## [Exercise]
Copy every line of the records below where the word "face" occurs.

Dataset items:

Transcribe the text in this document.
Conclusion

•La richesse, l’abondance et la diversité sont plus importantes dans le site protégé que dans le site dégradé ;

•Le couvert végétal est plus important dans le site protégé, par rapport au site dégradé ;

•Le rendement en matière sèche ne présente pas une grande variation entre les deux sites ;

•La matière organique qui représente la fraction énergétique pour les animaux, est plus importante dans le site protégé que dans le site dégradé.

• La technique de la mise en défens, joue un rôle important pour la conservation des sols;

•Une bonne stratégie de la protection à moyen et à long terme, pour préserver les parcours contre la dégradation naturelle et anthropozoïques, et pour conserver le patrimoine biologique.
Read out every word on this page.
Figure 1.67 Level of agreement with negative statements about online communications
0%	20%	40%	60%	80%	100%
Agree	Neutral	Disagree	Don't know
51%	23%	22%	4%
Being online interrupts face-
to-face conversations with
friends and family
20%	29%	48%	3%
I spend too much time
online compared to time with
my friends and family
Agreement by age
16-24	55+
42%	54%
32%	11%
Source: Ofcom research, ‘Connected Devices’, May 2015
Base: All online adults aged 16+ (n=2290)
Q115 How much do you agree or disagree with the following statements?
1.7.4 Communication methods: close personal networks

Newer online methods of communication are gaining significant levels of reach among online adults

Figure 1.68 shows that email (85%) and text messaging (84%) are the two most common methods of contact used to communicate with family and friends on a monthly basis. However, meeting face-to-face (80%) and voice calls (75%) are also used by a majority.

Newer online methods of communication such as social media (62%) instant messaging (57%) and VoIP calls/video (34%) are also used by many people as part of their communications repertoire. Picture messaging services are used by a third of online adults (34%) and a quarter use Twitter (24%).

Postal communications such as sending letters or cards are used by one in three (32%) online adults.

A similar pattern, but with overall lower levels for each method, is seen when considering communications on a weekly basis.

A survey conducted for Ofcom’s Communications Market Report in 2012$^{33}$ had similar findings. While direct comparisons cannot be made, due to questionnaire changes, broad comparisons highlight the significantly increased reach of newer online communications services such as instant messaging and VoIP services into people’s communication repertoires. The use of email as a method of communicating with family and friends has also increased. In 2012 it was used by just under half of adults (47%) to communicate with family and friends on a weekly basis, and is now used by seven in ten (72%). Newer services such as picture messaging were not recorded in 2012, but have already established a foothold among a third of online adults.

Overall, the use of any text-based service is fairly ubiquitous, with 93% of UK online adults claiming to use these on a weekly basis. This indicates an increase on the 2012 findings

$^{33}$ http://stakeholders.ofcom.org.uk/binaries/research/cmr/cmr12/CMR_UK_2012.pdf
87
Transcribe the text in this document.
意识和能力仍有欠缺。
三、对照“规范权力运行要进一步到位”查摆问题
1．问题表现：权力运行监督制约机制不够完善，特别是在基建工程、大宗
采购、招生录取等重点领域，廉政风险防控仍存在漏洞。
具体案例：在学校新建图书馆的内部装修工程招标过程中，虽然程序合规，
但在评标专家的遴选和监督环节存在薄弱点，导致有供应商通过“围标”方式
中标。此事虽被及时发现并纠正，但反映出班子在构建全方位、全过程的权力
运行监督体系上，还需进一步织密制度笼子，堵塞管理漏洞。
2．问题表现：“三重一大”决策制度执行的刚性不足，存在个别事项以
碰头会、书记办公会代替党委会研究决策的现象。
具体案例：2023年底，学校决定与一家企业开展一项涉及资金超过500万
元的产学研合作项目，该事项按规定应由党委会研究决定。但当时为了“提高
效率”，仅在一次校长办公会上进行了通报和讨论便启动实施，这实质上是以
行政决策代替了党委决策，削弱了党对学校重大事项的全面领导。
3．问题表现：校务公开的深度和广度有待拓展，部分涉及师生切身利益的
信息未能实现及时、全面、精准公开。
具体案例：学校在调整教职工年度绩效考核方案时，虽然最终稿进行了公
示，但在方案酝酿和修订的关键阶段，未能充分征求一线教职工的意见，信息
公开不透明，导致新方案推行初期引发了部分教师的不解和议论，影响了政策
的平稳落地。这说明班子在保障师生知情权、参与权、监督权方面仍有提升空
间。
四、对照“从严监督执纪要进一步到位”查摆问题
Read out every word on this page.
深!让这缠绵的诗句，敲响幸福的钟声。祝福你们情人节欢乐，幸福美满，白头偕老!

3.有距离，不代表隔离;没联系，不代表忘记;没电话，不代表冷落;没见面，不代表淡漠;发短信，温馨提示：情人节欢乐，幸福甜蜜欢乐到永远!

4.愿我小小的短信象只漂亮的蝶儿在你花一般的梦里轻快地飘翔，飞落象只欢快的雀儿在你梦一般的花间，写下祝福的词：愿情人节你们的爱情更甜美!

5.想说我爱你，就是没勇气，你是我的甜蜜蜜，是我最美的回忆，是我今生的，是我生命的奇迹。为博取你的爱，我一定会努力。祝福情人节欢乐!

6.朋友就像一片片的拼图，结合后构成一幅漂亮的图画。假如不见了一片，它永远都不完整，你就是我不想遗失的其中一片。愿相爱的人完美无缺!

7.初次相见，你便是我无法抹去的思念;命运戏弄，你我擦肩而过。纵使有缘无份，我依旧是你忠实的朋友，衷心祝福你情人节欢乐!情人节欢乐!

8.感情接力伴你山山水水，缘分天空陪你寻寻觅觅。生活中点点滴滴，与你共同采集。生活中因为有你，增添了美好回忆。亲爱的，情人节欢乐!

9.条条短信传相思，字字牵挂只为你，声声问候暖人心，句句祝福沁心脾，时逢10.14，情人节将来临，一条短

## [Result]
Being online interrupts face-
to-face conversations with
Figure 1.68 shows that email (85%) and text messaging (84%) are the two most common methods of contact used to communicate with family and friends on a monthly basis. However, meeting face-to-face (80%) and voice calls (75%) are also used by a majority.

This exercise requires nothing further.